What is expected :: Restate all the material verbatim, except for the pictures.

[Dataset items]
____

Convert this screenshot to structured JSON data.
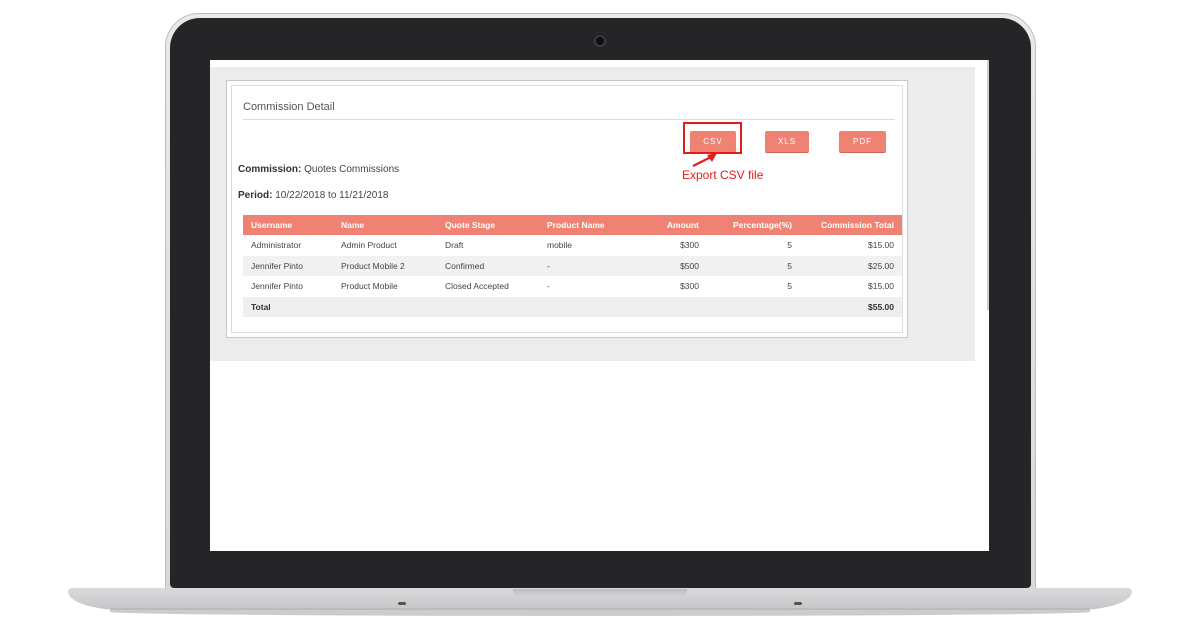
{
  "panel": {
    "title": "Commission Detail"
  },
  "toolbar": {
    "csv_label": "CSV",
    "xls_label": "XLS",
    "pdf_label": "PDF"
  },
  "annotation": {
    "text": "Export CSV file",
    "color": "#e51c1c"
  },
  "meta": {
    "commission_label": "Commission:",
    "commission_value": "Quotes Commissions",
    "period_label": "Period:",
    "period_value": "10/22/2018 to 11/21/2018"
  },
  "table": {
    "headers": [
      "Username",
      "Name",
      "Quote Stage",
      "Product Name",
      "Amount",
      "Percentage(%)",
      "Commission Total"
    ],
    "rows": [
      [
        "Administrator",
        "Admin Product",
        "Draft",
        "mobile",
        "$300",
        "5",
        "$15.00"
      ],
      [
        "Jennifer Pinto",
        "Product Mobile 2",
        "Confirmed",
        "-",
        "$500",
        "5",
        "$25.00"
      ],
      [
        "Jennifer Pinto",
        "Product Mobile",
        "Closed Accepted",
        "-",
        "$300",
        "5",
        "$15.00"
      ]
    ],
    "total_label": "Total",
    "total_value": "$55.00"
  },
  "colors": {
    "accent": "#ef8273",
    "highlight": "#e51c1c"
  }
}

____

Exercise result ::
Convert this screenshot to structured JSON data.
{
  "panel": {
    "title": "Commission Detail"
  },
  "toolbar": {
    "csv_label": "CSV",
    "xls_label": "XLS",
    "pdf_label": "PDF"
  },
  "annotation": {
    "text": "Export CSV file",
    "color": "#e51c1c"
  },
  "meta": {
    "commission_label": "Commission:",
    "commission_value": "Quotes Commissions",
    "period_label": "Period:",
    "period_value": "10/22/2018 to 11/21/2018"
  },
  "table": {
    "headers": [
      "Username",
      "Name",
      "Quote Stage",
      "Product Name",
      "Amount",
      "Percentage(%)",
      "Commission Total"
    ],
    "rows": [
      [
        "Administrator",
        "Admin Product",
        "Draft",
        "mobile",
        "$300",
        "5",
        "$15.00"
      ],
      [
        "Jennifer Pinto",
        "Product Mobile 2",
        "Confirmed",
        "-",
        "$500",
        "5",
        "$25.00"
      ],
      [
        "Jennifer Pinto",
        "Product Mobile",
        "Closed Accepted",
        "-",
        "$300",
        "5",
        "$15.00"
      ]
    ],
    "total_label": "Total",
    "total_value": "$55.00"
  },
  "colors": {
    "accent": "#ef8273",
    "highlight": "#e51c1c"
  }
}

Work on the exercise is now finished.